PROBLEM ->
Note each line where "image" appears, and copy it.

EXERCISE MATERIALS ->
- - -
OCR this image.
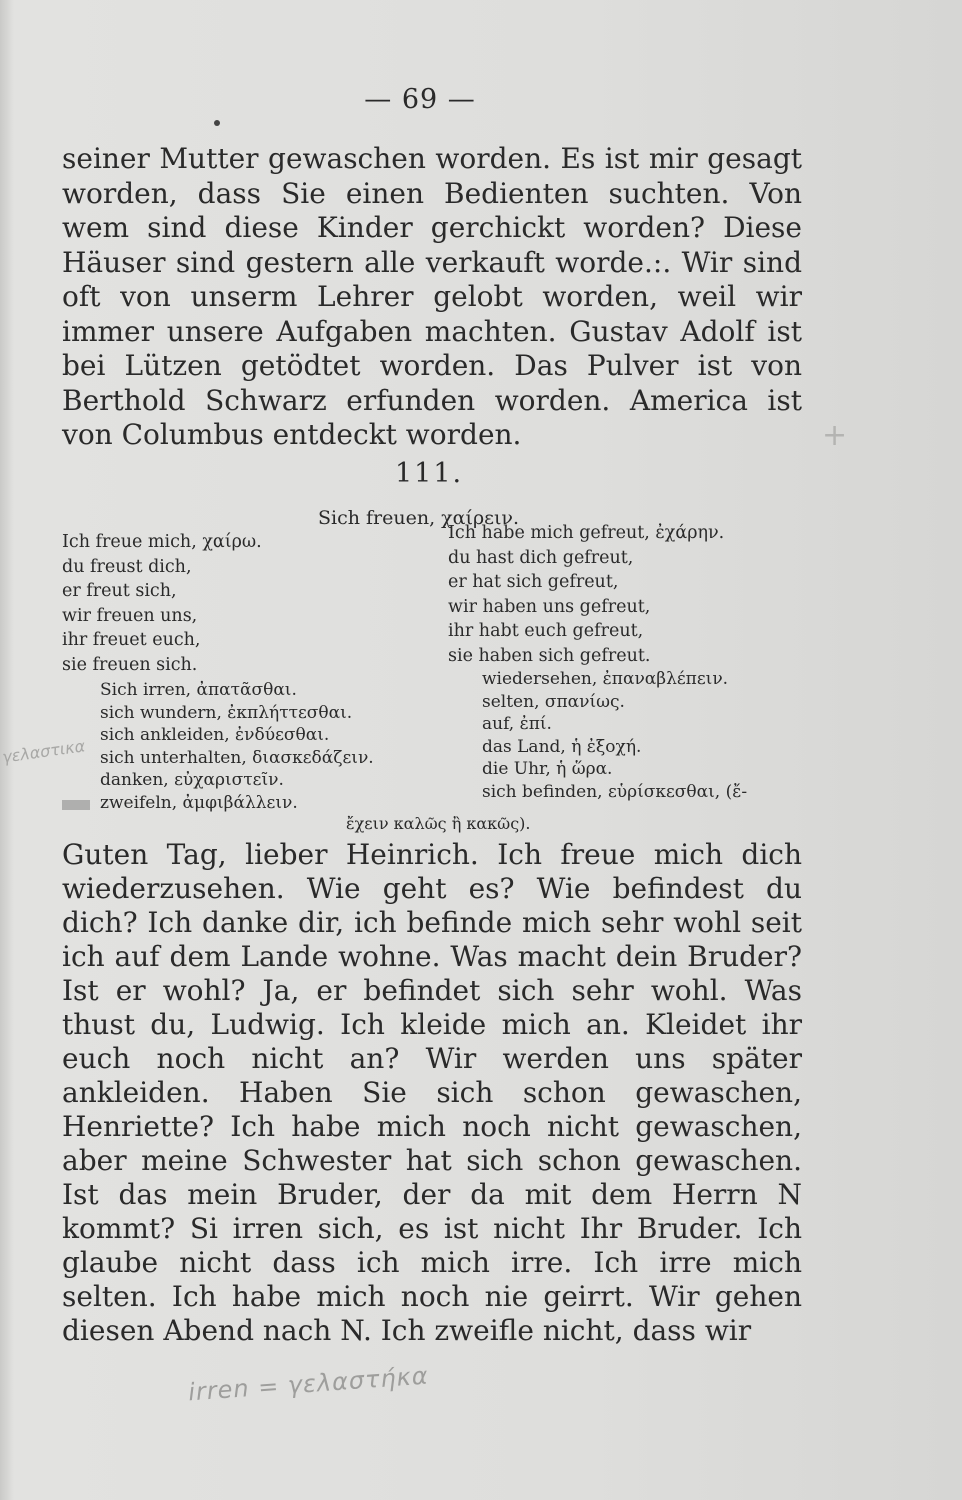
— 69 —
seiner Mutter gewaschen worden. Es ist mir gesagt worden, dass Sie einen Bedienten suchten. Von wem sind diese Kinder gerchickt worden? Diese Häuser sind gestern alle verkauft worde.:. Wir sind oft von unserm Lehrer gelobt worden, weil wir immer unsere Aufgaben machten. Gustav Adolf ist bei Lützen getödtet worden. Das Pulver ist von Berthold Schwarz erfunden worden. America ist von Columbus entdeckt worden.	+
111.
Sich freuen, χαίρειν.
Ich freue mich, χαίρω.
du freust dich,
er freut sich,
wir freuen uns,
ihr freuet euch,
sie freuen sich.
Ich habe mich gefreut, ἐχάρην.
du hast dich gefreut,
er hat sich gefreut,
wir haben uns gefreut,
ihr habt euch gefreut,
sie haben sich gefreut.
Sich irren, ἀπατᾶσθαι.
sich wundern, ἐκπλήττεσθαι.
sich ankleiden, ἐνδύεσθαι.
sich unterhalten, διασκεδάζειν.
danken, εὐχαριστεῖν.
zweifeln, ἀμφιβάλλειν.
wiedersehen, ἐπαναβλέπειν.
selten, σπανίως.
auf, ἐπί.
das Land, ἡ ἐξοχή.
die Uhr, ἡ ὥρα.
sich befinden, εὑρίσκεσθαι, (ἔ-
ἔχειν καλῶς ἢ κακῶς).
Guten Tag, lieber Heinrich. Ich freue mich dich wiederzusehen. Wie geht es? Wie befindest du dich? Ich danke dir, ich befinde mich sehr wohl seit ich auf dem Lande wohne. Was macht dein Bruder? Ist er wohl? Ja, er befindet sich sehr wohl. Was thust du, Ludwig. Ich kleide mich an. Kleidet ihr euch noch nicht an? Wir werden uns später ankleiden. Haben Sie sich schon gewaschen, Henriette? Ich habe mich noch nicht gewaschen, aber meine Schwester hat sich schon gewaschen. Ist das mein Bruder, der da mit dem Herrn N kommt? Si irren sich, es ist nicht Ihr Bruder. Ich glaube nicht dass ich mich irre. Ich irre mich selten. Ich habe mich noch nie geirrt. Wir gehen diesen Abend nach N. Ich zweifle nicht, dass wir
γελαστικα
irren = γελαστήκα
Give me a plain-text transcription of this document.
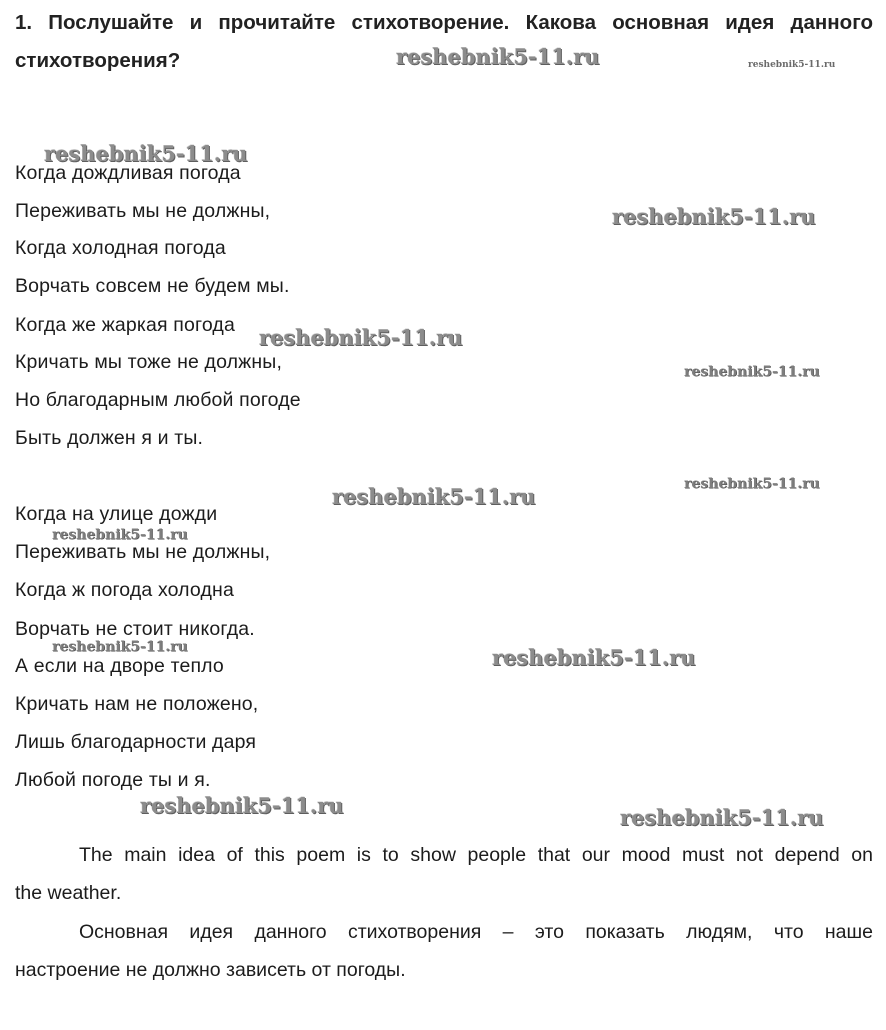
1. Послушайте и прочитайте стихотворение. Какова основная идея данного
стихотворения?
Когда дождливая погода
Переживать мы не должны,
Когда холодная погода
Ворчать совсем не будем мы.
Когда же жаркая погода
Кричать мы тоже не должны,
Но благодарным любой погоде
Быть должен я и ты.
Когда на улице дожди
Переживать мы не должны,
Когда ж погода холодна
Ворчать не стоит никогда.
А если на дворе тепло
Кричать нам не положено,
Лишь благодарности даря
Любой погоде ты и я.
The main idea of this poem is to show people that our mood must not depend on
the weather.
Основная идея данного стихотворения – это показать людям, что наше
настроение не должно зависеть от погоды.
reshebnik5-11.ru	reshebnik5-11.ru
reshebnik5-11.ru
reshebnik5-11.ru
reshebnik5-11.ru
reshebnik5-11.ru
reshebnik5-11.ru
reshebnik5-11.ru
reshebnik5-11.ru
reshebnik5-11.ru	reshebnik5-11.ru
reshebnik5-11.ru	reshebnik5-11.ru
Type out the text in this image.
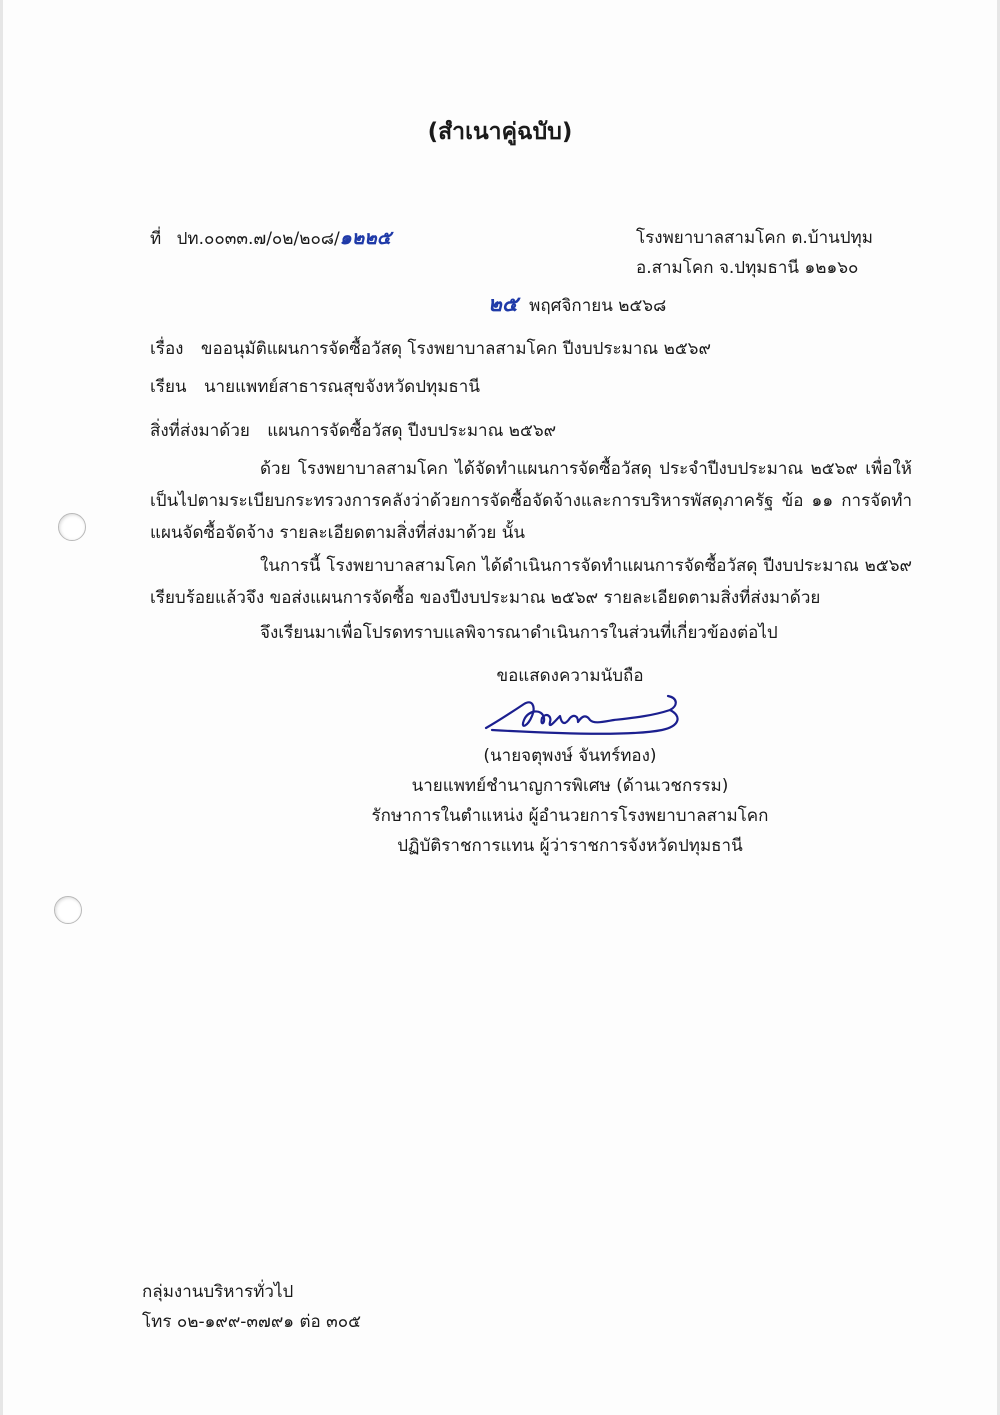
(สำเนาคู่ฉบับ)
ที่ ปท.๐๐๓๓.๗/๐๒/๒๐๘/๑๒๒๕	โรงพยาบาลสามโคก ต.บ้านปทุม
อ.สามโคก จ.ปทุมธานี ๑๒๑๖๐
๒๕ พฤศจิกายน ๒๕๖๘
เรื่อง ขออนุมัติแผนการจัดซื้อวัสดุ โรงพยาบาลสามโคก ปีงบประมาณ ๒๕๖๙
เรียน นายแพทย์สาธารณสุขจังหวัดปทุมธานี
สิ่งที่ส่งมาด้วย แผนการจัดซื้อวัสดุ ปีงบประมาณ ๒๕๖๙

ด้วย โรงพยาบาลสามโคก ได้จัดทำแผนการจัดซื้อวัสดุ ประจำปีงบประมาณ ๒๕๖๙ เพื่อให้เป็นไปตามระเบียบกระทรวงการคลังว่าด้วยการจัดซื้อจัดจ้างและการบริหารพัสดุภาครัฐ ข้อ ๑๑ การจัดทำแผนจัดซื้อจัดจ้าง รายละเอียดตามสิ่งที่ส่งมาด้วย นั้น

ในการนี้ โรงพยาบาลสามโคก ได้ดำเนินการจัดทำแผนการจัดซื้อวัสดุ ปีงบประมาณ ๒๕๖๙ เรียบร้อยแล้วจึง ขอส่งแผนการจัดซื้อ ของปีงบประมาณ ๒๕๖๙ รายละเอียดตามสิ่งที่ส่งมาด้วย

จึงเรียนมาเพื่อโปรดทราบแลพิจารณาดำเนินการในส่วนที่เกี่ยวข้องต่อไป

ขอแสดงความนับถือ

(นายจตุพงษ์ จันทร์ทอง)

นายแพทย์ชำนาญการพิเศษ (ด้านเวชกรรม)

รักษาการในตำแหน่ง ผู้อำนวยการโรงพยาบาลสามโคก

ปฏิบัติราชการแทน ผู้ว่าราชการจังหวัดปทุมธานี

กลุ่มงานบริหารทั่วไป
โทร ๐๒-๑๙๙-๓๗๙๑ ต่อ ๓๐๕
- - -
TASK SOLUTION ->
OCR this image.
Type out the text in this image.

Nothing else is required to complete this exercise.